• **INSTRUÇÕES DE TRABALHO**
[1] No excerto sobre a ciganofobia, que outra forma de racismo se destaca em Portugal além da ciganofobia?
[2] Volte a escrever a passagem do excerto sobre a ciganofobia que começa em "Em Portugal, a" e segue até "a etnia cigana.", trocando "crime" por "delito".

• **EXCERTO SELECIONADO**
------------------------------------

Em Portugal, a par do racismo contra os negros, destaca-se a ciganofobia, que urge atacar nas suas causas e consequências. Sei que felizmente muitos dos meus concidadãos as têm estudado e proposto medidas, entre as quais de discriminação positiva. É certo que alguns ciganos enveredam pelo crime, como aliás outros portugueses, mas ninguém julga estes últimos como um grupo inteiro, incluindo a sua família, como ocorre com a etnia cigana.

Este jornal, há tempos, autocriticou-se por ter dado espaço de intervenção a anti-semitas e deve fazer o mesmo relativamente à ciganofobia. Em nome de uma errada defesa da “liberdade de expressão”, a comunicação social deixa expressar-se o ódio racial e no fundo a tentativa de acabar com essa própria liberdade. Enquanto historiadora, penso também que, no mínimo, os portugueses devem conhecer e valorizar a história e a cultura cigana e estas devem integrar os manuais escolares. Quem não gosta de flamenco?

------------------------------------

(Dados de compreensão de documentos)
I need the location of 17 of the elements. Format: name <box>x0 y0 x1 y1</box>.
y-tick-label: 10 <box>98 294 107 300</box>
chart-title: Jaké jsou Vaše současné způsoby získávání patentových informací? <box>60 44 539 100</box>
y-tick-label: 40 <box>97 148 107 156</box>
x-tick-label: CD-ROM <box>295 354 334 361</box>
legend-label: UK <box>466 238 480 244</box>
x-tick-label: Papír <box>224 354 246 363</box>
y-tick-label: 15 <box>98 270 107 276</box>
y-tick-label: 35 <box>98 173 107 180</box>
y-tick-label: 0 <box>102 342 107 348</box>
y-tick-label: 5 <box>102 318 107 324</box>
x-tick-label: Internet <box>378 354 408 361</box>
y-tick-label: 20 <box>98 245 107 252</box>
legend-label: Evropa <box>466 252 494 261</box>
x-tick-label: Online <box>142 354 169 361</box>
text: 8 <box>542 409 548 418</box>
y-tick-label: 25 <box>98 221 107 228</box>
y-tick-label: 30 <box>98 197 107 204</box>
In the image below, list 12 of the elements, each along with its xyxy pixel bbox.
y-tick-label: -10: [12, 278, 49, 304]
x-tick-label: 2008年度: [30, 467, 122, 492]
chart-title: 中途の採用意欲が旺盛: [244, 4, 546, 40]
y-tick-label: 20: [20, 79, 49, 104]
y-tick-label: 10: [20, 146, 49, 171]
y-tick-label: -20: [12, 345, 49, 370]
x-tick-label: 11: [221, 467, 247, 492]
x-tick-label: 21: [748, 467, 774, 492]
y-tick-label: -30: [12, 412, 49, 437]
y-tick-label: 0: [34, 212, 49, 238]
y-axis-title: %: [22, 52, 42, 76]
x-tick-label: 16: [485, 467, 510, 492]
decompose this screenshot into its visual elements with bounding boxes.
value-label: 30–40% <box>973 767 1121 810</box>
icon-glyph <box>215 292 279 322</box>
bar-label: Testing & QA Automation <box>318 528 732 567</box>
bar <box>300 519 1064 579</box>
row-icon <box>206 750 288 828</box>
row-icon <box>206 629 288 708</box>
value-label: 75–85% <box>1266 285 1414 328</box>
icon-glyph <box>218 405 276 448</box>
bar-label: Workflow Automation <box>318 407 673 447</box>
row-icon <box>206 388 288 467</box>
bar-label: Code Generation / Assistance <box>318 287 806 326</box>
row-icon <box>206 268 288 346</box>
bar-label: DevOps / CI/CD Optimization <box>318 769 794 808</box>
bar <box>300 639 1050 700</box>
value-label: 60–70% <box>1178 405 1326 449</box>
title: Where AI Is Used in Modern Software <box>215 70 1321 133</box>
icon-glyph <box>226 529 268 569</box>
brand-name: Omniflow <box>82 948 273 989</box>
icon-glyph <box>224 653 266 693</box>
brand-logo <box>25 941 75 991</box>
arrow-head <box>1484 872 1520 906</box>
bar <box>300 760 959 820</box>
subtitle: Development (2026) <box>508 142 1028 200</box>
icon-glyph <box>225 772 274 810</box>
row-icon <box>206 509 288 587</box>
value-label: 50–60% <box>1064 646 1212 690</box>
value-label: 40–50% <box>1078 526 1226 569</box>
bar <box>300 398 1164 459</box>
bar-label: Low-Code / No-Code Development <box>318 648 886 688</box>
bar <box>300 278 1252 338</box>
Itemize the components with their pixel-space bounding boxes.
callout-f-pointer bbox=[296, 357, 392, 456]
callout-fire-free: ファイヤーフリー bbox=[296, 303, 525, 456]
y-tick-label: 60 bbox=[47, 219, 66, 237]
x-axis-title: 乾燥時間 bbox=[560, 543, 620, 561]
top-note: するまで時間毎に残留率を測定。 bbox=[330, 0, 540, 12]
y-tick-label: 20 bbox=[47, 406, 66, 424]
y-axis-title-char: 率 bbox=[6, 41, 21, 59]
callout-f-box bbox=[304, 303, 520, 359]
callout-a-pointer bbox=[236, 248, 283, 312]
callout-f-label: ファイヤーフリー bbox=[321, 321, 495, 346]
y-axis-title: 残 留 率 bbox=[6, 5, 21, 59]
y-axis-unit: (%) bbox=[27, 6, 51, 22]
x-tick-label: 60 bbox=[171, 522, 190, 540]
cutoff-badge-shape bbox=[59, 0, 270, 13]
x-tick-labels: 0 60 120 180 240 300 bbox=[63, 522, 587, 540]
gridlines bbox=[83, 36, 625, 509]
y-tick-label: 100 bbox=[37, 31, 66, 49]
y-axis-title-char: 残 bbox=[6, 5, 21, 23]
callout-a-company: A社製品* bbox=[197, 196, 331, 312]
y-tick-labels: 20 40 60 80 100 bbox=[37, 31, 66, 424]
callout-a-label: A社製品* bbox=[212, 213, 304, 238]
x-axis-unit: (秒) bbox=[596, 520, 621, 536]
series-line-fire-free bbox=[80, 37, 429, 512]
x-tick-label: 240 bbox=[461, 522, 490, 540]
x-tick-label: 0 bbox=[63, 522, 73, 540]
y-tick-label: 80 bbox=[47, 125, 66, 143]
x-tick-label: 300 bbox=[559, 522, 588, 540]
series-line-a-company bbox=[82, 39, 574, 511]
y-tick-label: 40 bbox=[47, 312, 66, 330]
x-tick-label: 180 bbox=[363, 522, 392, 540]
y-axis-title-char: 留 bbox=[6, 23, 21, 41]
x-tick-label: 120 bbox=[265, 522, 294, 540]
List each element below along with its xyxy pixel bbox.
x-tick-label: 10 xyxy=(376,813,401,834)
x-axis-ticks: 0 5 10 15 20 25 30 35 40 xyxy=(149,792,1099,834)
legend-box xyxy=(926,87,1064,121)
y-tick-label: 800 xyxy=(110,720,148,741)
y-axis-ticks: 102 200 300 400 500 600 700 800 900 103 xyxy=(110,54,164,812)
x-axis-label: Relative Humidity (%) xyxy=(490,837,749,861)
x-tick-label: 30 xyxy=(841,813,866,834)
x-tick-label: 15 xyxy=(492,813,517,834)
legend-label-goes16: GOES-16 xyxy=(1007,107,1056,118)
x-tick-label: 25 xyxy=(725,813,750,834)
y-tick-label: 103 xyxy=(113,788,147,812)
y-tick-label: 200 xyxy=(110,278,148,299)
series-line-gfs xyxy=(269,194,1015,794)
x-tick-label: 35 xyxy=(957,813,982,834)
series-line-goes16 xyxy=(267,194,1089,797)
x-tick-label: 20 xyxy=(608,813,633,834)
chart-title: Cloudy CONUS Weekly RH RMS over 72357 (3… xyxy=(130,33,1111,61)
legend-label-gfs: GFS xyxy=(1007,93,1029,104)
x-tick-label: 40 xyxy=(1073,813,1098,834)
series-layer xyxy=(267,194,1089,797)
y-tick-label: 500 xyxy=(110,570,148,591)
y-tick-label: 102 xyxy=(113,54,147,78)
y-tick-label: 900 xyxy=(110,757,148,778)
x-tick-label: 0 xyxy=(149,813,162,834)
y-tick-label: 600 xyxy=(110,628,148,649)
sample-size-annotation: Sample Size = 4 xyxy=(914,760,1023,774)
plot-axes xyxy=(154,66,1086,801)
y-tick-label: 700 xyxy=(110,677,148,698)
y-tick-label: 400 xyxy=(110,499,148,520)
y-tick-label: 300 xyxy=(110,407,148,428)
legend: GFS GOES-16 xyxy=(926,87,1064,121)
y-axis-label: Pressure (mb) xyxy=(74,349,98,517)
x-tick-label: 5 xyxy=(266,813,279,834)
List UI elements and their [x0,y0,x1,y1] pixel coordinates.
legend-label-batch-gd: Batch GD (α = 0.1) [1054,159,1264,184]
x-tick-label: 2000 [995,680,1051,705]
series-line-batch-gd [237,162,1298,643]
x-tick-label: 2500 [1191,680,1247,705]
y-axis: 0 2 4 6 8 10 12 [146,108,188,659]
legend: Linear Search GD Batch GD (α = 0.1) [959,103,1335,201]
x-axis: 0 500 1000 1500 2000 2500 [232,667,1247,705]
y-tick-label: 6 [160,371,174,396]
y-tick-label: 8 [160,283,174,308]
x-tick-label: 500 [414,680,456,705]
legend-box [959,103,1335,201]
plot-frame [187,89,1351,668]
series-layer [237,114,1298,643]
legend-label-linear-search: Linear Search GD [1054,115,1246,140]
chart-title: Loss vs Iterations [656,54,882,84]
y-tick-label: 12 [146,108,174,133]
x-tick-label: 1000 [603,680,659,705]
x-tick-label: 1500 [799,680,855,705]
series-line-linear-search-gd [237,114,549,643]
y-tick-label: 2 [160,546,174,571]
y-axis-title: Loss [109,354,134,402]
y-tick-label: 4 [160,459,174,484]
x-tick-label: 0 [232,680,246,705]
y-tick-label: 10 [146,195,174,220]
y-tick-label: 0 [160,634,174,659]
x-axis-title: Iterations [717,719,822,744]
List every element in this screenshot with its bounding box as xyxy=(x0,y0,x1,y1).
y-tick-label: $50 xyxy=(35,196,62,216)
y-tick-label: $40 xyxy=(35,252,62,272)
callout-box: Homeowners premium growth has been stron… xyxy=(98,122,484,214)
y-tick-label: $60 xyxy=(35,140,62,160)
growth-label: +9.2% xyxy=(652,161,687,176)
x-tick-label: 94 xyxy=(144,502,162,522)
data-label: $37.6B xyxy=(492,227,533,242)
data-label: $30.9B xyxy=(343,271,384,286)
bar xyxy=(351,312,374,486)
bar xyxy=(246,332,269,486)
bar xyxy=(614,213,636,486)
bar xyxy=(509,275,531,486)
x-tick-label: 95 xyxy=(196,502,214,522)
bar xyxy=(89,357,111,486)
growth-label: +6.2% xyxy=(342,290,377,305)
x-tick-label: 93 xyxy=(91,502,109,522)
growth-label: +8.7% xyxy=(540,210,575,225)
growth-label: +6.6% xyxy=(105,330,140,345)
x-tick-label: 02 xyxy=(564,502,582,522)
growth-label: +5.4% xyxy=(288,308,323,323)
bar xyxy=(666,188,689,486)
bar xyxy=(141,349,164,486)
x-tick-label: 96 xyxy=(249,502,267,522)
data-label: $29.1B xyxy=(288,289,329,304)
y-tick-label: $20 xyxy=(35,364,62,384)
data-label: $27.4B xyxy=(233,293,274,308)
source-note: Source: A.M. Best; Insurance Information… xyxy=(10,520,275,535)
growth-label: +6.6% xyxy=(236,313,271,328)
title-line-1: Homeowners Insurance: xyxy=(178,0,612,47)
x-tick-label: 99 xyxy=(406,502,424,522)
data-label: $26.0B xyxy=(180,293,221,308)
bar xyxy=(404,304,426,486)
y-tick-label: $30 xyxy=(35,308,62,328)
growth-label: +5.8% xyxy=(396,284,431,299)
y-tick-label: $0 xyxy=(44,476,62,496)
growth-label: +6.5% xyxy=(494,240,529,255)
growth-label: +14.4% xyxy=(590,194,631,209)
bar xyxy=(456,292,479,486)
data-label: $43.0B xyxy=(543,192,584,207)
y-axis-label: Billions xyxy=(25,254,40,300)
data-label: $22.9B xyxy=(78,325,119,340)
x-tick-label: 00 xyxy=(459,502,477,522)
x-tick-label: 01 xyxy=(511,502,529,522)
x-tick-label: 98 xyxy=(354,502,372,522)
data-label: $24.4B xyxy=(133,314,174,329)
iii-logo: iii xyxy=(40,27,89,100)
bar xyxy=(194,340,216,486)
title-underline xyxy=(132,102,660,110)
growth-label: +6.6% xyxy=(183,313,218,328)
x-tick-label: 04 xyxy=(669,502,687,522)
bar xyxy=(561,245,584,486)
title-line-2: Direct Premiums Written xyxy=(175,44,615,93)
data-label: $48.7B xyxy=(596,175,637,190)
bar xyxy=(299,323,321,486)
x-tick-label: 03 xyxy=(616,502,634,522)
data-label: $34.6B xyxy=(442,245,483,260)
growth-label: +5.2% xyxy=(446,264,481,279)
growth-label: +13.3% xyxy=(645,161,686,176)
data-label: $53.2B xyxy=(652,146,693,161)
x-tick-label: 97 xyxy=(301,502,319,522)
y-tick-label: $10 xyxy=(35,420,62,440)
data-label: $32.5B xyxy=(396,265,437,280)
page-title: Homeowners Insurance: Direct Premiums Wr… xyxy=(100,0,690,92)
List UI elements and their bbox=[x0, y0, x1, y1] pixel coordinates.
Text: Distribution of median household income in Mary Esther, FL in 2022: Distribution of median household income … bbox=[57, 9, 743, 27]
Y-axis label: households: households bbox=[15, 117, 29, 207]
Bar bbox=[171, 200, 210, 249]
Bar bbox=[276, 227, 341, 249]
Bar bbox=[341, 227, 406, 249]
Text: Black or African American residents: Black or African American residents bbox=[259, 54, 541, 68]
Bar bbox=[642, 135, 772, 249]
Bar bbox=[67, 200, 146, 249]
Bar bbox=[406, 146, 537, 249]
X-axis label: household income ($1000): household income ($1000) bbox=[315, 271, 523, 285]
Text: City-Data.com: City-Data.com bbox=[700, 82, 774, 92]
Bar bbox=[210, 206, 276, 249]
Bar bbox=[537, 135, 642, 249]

------------------------------------

• **SOLUÇÕES POR TAREFA**
[1] O racismo contra os negros.

[2]
Em Portugal, a par do racismo contra os negros, destaca-se a ciganofobia, que urge atacar nas suas causas e consequências. Sei que felizmente muitos dos meus concidadãos as têm estudado e proposto medidas, entre as quais de discriminação positiva. É certo que alguns ciganos enveredam pelo delito, como aliás outros portugueses, mas ninguém julga estes últimos como um grupo inteiro, incluindo a sua família, como ocorre com a etnia cigana.